**ENTRIES SHOWN**
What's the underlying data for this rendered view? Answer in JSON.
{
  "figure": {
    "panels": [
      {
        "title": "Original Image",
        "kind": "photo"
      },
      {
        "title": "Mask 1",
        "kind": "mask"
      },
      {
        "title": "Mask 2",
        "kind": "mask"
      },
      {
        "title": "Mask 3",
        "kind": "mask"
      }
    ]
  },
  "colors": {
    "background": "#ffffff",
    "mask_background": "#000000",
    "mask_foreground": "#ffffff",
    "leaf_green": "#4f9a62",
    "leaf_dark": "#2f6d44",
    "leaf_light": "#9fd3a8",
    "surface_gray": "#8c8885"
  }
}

**TASK REQUIREMENTS**
Please reproduce every line of the material word for word.

**EXERCISE ANSWER**
What's the underlying data for this rendered view? Answer in JSON.
{
  "figure": {
    "panels": [
      {
        "title": "Original Image",
        "kind": "photo"
      },
      {
        "title": "Mask 1",
        "kind": "mask"
      },
      {
        "title": "Mask 2",
        "kind": "mask"
      },
      {
        "title": "Mask 3",
        "kind": "mask"
      }
    ]
  },
  "colors": {
    "background": "#ffffff",
    "mask_background": "#000000",
    "mask_foreground": "#ffffff",
    "leaf_green": "#4f9a62",
    "leaf_dark": "#2f6d44",
    "leaf_light": "#9fd3a8",
    "surface_gray": "#8c8885"
  }
}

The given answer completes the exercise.